Stated exercise => Pull each line holding the word "trace" from the data.

(Part of a data file)
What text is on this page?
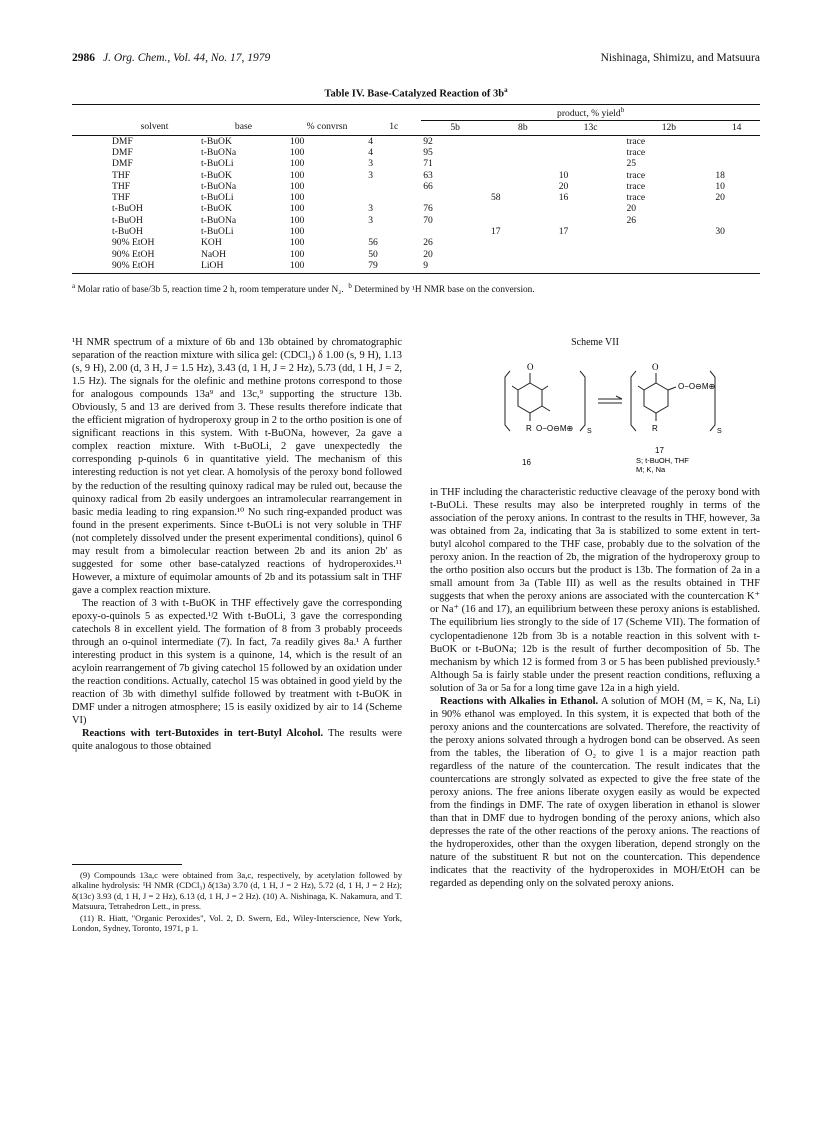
2986 J. Org. Chem., Vol. 44, No. 17, 1979	Nishinaga, Shimizu, and Matsuura
Table IV. Base-Catalyzed Reaction of $3b^a$

				product, % yield$^b$
solvent	base	% convrsn	1c	5b	8b	13c	12b	14
DMF	t-BuOK	100	4	92			trace	
DMF	t-BuONa	100	4	95			trace	
DMF	t-BuOLi	100	3	71			25	
THF	t-BuOK	100	3	63		10	trace	18
THF	t-BuONa	100		66		20	trace	10
THF	t-BuOLi	100			58	16	trace	20
t-BuOH	t-BuOK	100	3	76			20	
t-BuOH	t-BuONa	100	3	70			26	
t-BuOH	t-BuOLi	100			17	17		30
90% EtOH	KOH	100	56	26				
90% EtOH	NaOH	100	50	20				
90% EtOH	LiOH	100	79	9				
$^a$ Molar ratio of base/3b 5, reaction time 2 h, room temperature under N₂. $^b$ Determined by ¹H NMR base on the conversion.

¹H NMR spectrum of a mixture of 6b and 13b obtained by chromatographic separation of the reaction mixture with silica gel: (CDCl₃) δ 1.00 (s, 9 H), 1.13 (s, 9 H), 2.00 (d, 3 H, J = 1.5 Hz), 3.43 (d, 1 H, J = 2 Hz), 5.73 (dd, 1 H, J = 2, 1.5 Hz). The signals for the olefinic and methine protons correspond to those for analogous compounds 13a⁹ and 13c,⁹ supporting the structure 13b. Obviously, 5 and 13 are derived from 3. These results therefore indicate that the efficient migration of hydroperoxy group in 2 to the ortho position is one of significant reactions in this system. With t-BuONa, however, 2a gave a complex reaction mixture. With t-BuOLi, 2 gave unexpectedly the corresponding p-quinols 6 in quantitative yield. The mechanism of this interesting reduction is not yet clear. A homolysis of the peroxy bond followed by the reduction of the resulting quinoxy radical may be ruled out, because the quinoxy radical from 2b easily undergoes an intramolecular rearrangement in basic media leading to ring expansion.¹⁰ No such ring-expanded product was found in the present experiments. Since t-BuOLi is not very soluble in THF (not completely dissolved under the present experimental conditions), quinol 6 may result from a bimolecular reaction between 2b and its anion 2b′ as suggested for some other base-catalyzed reactions of hydroperoxides.¹¹ However, a mixture of equimolar amounts of 2b and its potassium salt in THF gave a complex reaction mixture.

The reaction of 3 with t-BuOK in THF effectively gave the corresponding epoxy-o-quinols 5 as expected.¹ʲ2 With t-BuOLi, 3 gave the corresponding catechols 8 in excellent yield. The formation of 8 from 3 probably proceeds through an o-quinol intermediate (7). In fact, 7a readily gives 8a.¹ A further interesting product in this system is a quinone, 14, which is the result of an acyloin rearrangement of 7b giving catechol 15 followed by an oxidation under the reaction conditions. Actually, catechol 15 was obtained in good yield by the reaction of 3b with dimethyl sulfide followed by treatment with t-BuOK in DMF under a nitrogen atmosphere; 15 is easily oxidized by air to 14 (Scheme VI)

Reactions with tert-Butoxides in tert-Butyl Alcohol. The results were quite analogous to those obtained

(9) Compounds 13a,c were obtained from 3a,c, respectively, by acetylation followed by alkaline hydrolysis: ¹H NMR (CDCl₃) δ(13a) 3.70 (d, 1 H, J = 2 Hz), 5.72 (d, 1 H, J = 2 Hz); δ(13c) 3.93 (d, 1 H, J = 2 Hz), 6.13 (d, 1 H, J = 2 Hz). (10) A. Nishinaga, K. Nakamura, and T. Matsuura, Tetrahedron Lett., in press.

(11) R. Hiatt, "Organic Peroxides", Vol. 2, D. Swern, Ed., Wiley-Interscience, New York, London, Sydney, Toronto, 1971, p 1.

Scheme VII
O
R O−O⊖M⊕ S
16
O
O−O⊖M⊕
R	S
17
S; t-BuOH, THF
M; K, Na

in THF including the characteristic reductive cleavage of the peroxy bond with t-BuOLi. These results may also be interpreted roughly in terms of the association of the peroxy anions. In contrast to the results in THF, however, 3a was obtained from 2a, indicating that 3a is stabilized to some extent in tert-butyl alcohol compared to the THF case, probably due to the solvation of the peroxy anion. In the reaction of 2b, the migration of the hydroperoxy group to the ortho position also occurs but the product is 13b. The formation of 2a in a small amount from 3a (Table III) as well as the results obtained in THF suggests that when the peroxy anions are associated with the countercation K⁺ or Na⁺ (16 and 17), an equilibrium between these peroxy anions is established. The equilibrium lies strongly to the side of 17 (Scheme VII). The formation of cyclopentadienone 12b from 3b is a notable reaction in this solvent with t-BuOK or t-BuONa; 12b is the result of further decomposition of 5b. The mechanism by which 12 is formed from 3 or 5 has been published previously.⁵ Although 5a is fairly stable under the present reaction conditions, refluxing a solution of 3a or 5a for a long time gave 12a in a high yield.

Reactions with Alkalies in Ethanol. A solution of MOH (M, = K, Na, Li) in 90% ethanol was employed. In this system, it is expected that both of the peroxy anions and the countercations are solvated. Therefore, the reactivity of the peroxy anions solvated through a hydrogen bond can be observed. As seen from the tables, the liberation of O₂ to give 1 is a major reaction path regardless of the nature of the countercation. The result indicates that the countercations are strongly solvated as expected to give the free state of the peroxy anions. The free anions liberate oxygen easily as would be expected from the findings in DMF. The rate of oxygen liberation in ethanol is slower than that in DMF due to hydrogen bonding of the peroxy anions, which also depresses the rate of the other reactions of the peroxy anions. The reactions of the hydroperoxides, other than the oxygen liberation, depend strongly on the nature of the substituent R but not on the countercation. This dependence indicates that the reactivity of the hydroperoxides in MOH/EtOH can be regarded as depending only on the solvated peroxy anions.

Response =>
DMF	t-BuOK	100	4	92			trace	
DMF	t-BuONa	100	4	95			trace	
THF	t-BuOK	100	3	63		10	trace	18
THF	t-BuONa	100		66		20	trace	10
THF	t-BuOLi	100			58	16	trace	20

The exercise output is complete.